== GIVEN ENTRIES
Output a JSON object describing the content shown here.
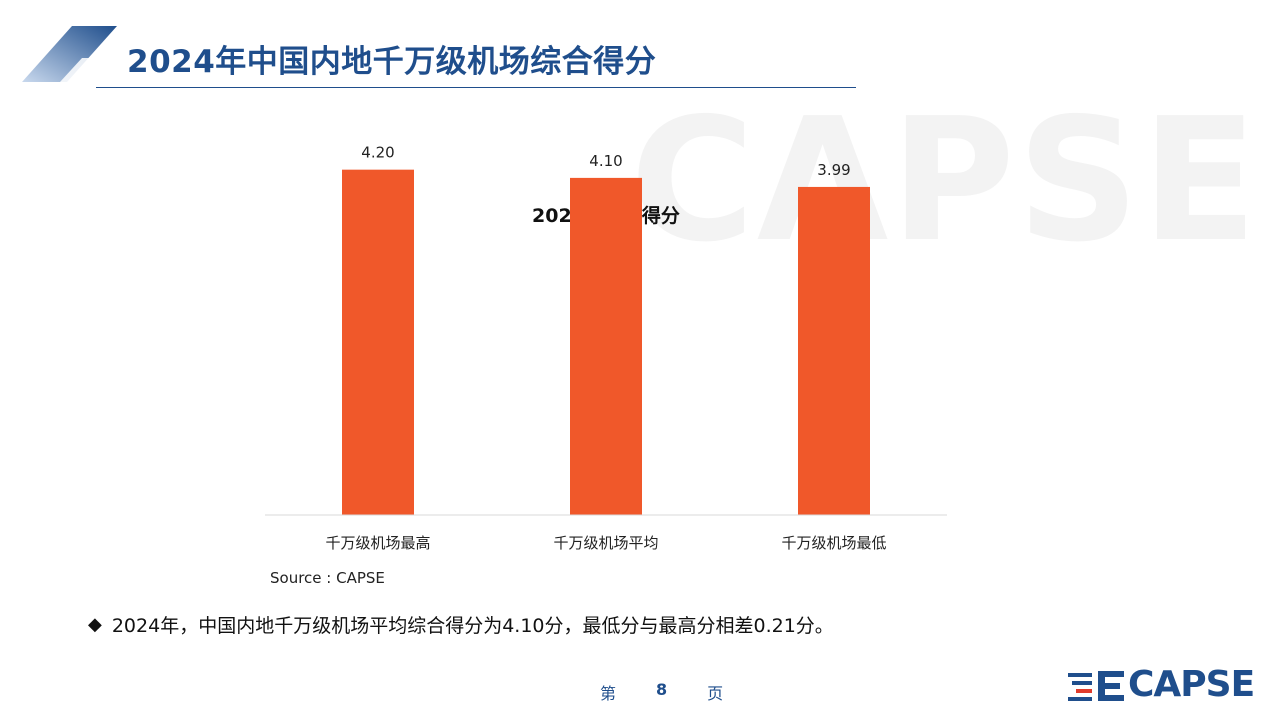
{
  "slide": {
    "title": "2024年中国内地千万级机场综合得分",
    "watermark": "CAPSE",
    "source": "Source : CAPSE",
    "bullet": "2024年，中国内地千万级机场平均综合得分为4.10分，最低分与最高分相差0.21分。",
    "page": {
      "prefix": "第",
      "number": "8",
      "suffix": "页"
    },
    "logo_text": "CAPSE"
  },
  "colors": {
    "bar": "#f0582a",
    "title": "#1f4e8c",
    "axis": "#d9d9d9"
  },
  "chart_data": {
    "type": "bar",
    "title": "2024年综合得分",
    "categories": [
      "千万级机场最高",
      "千万级机场平均",
      "千万级机场最低"
    ],
    "values": [
      4.2,
      4.1,
      3.99
    ],
    "value_labels": [
      "4.20",
      "4.10",
      "3.99"
    ],
    "xlabel": "",
    "ylabel": "",
    "ylim": [
      0,
      4.5
    ],
    "grid": false,
    "legend": "none"
  }
}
====
SET PROBLEM: Transcribe the material exactly, leaving every picture out.

RESPONSE BELOW:
Output a JSON object describing the content shown here.
{
  "slide": {
    "title": "2024年中国内地千万级机场综合得分",
    "watermark": "CAPSE",
    "source": "Source : CAPSE",
    "bullet": "2024年，中国内地千万级机场平均综合得分为4.10分，最低分与最高分相差0.21分。",
    "page": {
      "prefix": "第",
      "number": "8",
      "suffix": "页"
    },
    "logo_text": "CAPSE"
  },
  "colors": {
    "bar": "#f0582a",
    "title": "#1f4e8c",
    "axis": "#d9d9d9"
  },
  "chart_data": {
    "type": "bar",
    "title": "2024年综合得分",
    "categories": [
      "千万级机场最高",
      "千万级机场平均",
      "千万级机场最低"
    ],
    "values": [
      4.2,
      4.1,
      3.99
    ],
    "value_labels": [
      "4.20",
      "4.10",
      "3.99"
    ],
    "xlabel": "",
    "ylabel": "",
    "ylim": [
      0,
      4.5
    ],
    "grid": false,
    "legend": "none"
  }
}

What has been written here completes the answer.